>> START DATASET ROWS

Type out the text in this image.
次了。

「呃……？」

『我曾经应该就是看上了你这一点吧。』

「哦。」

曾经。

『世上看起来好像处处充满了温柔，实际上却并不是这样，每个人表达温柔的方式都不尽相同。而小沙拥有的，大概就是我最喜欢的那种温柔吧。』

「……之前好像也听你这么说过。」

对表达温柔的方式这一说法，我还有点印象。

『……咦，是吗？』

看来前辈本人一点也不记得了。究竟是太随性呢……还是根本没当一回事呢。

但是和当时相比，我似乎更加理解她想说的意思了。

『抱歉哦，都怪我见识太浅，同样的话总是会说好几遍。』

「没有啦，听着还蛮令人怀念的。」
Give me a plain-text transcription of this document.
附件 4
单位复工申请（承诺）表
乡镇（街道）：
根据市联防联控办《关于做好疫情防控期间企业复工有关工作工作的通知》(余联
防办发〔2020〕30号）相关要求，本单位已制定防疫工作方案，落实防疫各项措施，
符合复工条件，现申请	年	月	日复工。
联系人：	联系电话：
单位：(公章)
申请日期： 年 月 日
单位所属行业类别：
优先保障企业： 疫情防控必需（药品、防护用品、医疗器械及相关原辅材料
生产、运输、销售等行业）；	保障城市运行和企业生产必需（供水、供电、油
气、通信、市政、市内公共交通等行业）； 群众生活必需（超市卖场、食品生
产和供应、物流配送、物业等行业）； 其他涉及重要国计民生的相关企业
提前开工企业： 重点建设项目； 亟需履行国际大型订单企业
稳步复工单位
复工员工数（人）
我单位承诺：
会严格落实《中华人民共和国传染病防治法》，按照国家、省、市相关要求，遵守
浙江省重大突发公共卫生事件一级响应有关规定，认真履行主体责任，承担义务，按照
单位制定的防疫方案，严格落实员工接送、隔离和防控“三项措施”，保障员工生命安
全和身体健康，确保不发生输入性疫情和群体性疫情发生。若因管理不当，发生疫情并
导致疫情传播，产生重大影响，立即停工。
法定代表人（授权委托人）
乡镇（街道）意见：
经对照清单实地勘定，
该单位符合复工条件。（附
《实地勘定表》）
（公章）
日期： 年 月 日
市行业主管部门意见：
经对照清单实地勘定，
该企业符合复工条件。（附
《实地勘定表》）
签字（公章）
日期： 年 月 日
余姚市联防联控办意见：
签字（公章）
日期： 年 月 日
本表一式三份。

>> END DATASET ROWS

§ **EXERCISE**: Repeat every record, keeping each word and mark exactly as it is.

§ **WRITTEN REPLY**:
Type out the text in this image.
次了。

「呃……？」

『我曾经应该就是看上了你这一点吧。』

「哦。」

曾经。

『世上看起来好像处处充满了温柔，实际上却并不是这样，每个人表达温柔的方式都不尽相同。而小沙拥有的，大概就是我最喜欢的那种温柔吧。』

「……之前好像也听你这么说过。」

对表达温柔的方式这一说法，我还有点印象。

『……咦，是吗？』

看来前辈本人一点也不记得了。究竟是太随性呢……还是根本没当一回事呢。

但是和当时相比，我似乎更加理解她想说的意思了。

『抱歉哦，都怪我见识太浅，同样的话总是会说好几遍。』

「没有啦，听着还蛮令人怀念的。」
Give me a plain-text transcription of this document.
附件 4
单位复工申请（承诺）表
乡镇（街道）：
根据市联防联控办《关于做好疫情防控期间企业复工有关工作工作的通知》(余联
防办发〔2020〕30号）相关要求，本单位已制定防疫工作方案，落实防疫各项措施，
符合复工条件，现申请	年	月	日复工。
联系人：	联系电话：
单位：(公章)
申请日期： 年 月 日
单位所属行业类别：
优先保障企业： 疫情防控必需（药品、防护用品、医疗器械及相关原辅材料
生产、运输、销售等行业）；	保障城市运行和企业生产必需（供水、供电、油
气、通信、市政、市内公共交通等行业）； 群众生活必需（超市卖场、食品生
产和供应、物流配送、物业等行业）； 其他涉及重要国计民生的相关企业
提前开工企业： 重点建设项目； 亟需履行国际大型订单企业
稳步复工单位
复工员工数（人）
我单位承诺：
会严格落实《中华人民共和国传染病防治法》，按照国家、省、市相关要求，遵守
浙江省重大突发公共卫生事件一级响应有关规定，认真履行主体责任，承担义务，按照
单位制定的防疫方案，严格落实员工接送、隔离和防控“三项措施”，保障员工生命安
全和身体健康，确保不发生输入性疫情和群体性疫情发生。若因管理不当，发生疫情并
导致疫情传播，产生重大影响，立即停工。
法定代表人（授权委托人）
乡镇（街道）意见：
经对照清单实地勘定，
该单位符合复工条件。（附
《实地勘定表》）
（公章）
日期： 年 月 日
市行业主管部门意见：
经对照清单实地勘定，
该企业符合复工条件。（附
《实地勘定表》）
签字（公章）
日期： 年 月 日
余姚市联防联控办意见：
签字（公章）
日期： 年 月 日
本表一式三份。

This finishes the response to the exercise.